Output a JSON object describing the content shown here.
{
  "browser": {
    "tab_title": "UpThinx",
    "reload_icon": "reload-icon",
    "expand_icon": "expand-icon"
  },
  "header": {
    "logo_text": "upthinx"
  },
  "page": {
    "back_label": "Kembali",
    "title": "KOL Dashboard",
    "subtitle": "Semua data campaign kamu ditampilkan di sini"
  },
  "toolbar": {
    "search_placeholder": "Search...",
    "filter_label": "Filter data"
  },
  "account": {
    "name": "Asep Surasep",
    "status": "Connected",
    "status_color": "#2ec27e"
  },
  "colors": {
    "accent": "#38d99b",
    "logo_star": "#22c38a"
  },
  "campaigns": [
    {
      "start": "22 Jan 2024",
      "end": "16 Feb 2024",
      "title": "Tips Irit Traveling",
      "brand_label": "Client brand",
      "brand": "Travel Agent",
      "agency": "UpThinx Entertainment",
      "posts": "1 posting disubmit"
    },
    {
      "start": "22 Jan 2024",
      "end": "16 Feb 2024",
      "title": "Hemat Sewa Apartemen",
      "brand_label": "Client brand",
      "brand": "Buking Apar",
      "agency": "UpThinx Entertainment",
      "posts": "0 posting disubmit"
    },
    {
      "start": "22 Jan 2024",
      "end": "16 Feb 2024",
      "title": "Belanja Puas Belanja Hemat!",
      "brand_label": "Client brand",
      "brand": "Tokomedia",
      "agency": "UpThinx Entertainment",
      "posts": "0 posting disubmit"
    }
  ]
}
---
Extract all the entries word for word.

Output a JSON object describing the content shown here.
{
  "browser": {
    "tab_title": "UpThinx",
    "reload_icon": "reload-icon",
    "expand_icon": "expand-icon"
  },
  "header": {
    "logo_text": "upthinx"
  },
  "page": {
    "back_label": "Kembali",
    "title": "KOL Dashboard",
    "subtitle": "Semua data campaign kamu ditampilkan di sini"
  },
  "toolbar": {
    "search_placeholder": "Search...",
    "filter_label": "Filter data"
  },
  "account": {
    "name": "Asep Surasep",
    "status": "Connected",
    "status_color": "#2ec27e"
  },
  "colors": {
    "accent": "#38d99b",
    "logo_star": "#22c38a"
  },
  "campaigns": [
    {
      "start": "22 Jan 2024",
      "end": "16 Feb 2024",
      "title": "Tips Irit Traveling",
      "brand_label": "Client brand",
      "brand": "Travel Agent",
      "agency": "UpThinx Entertainment",
      "posts": "1 posting disubmit"
    },
    {
      "start": "22 Jan 2024",
      "end": "16 Feb 2024",
      "title": "Hemat Sewa Apartemen",
      "brand_label": "Client brand",
      "brand": "Buking Apar",
      "agency": "UpThinx Entertainment",
      "posts": "0 posting disubmit"
    },
    {
      "start": "22 Jan 2024",
      "end": "16 Feb 2024",
      "title": "Belanja Puas Belanja Hemat!",
      "brand_label": "Client brand",
      "brand": "Tokomedia",
      "agency": "UpThinx Entertainment",
      "posts": "0 posting disubmit"
    }
  ]
}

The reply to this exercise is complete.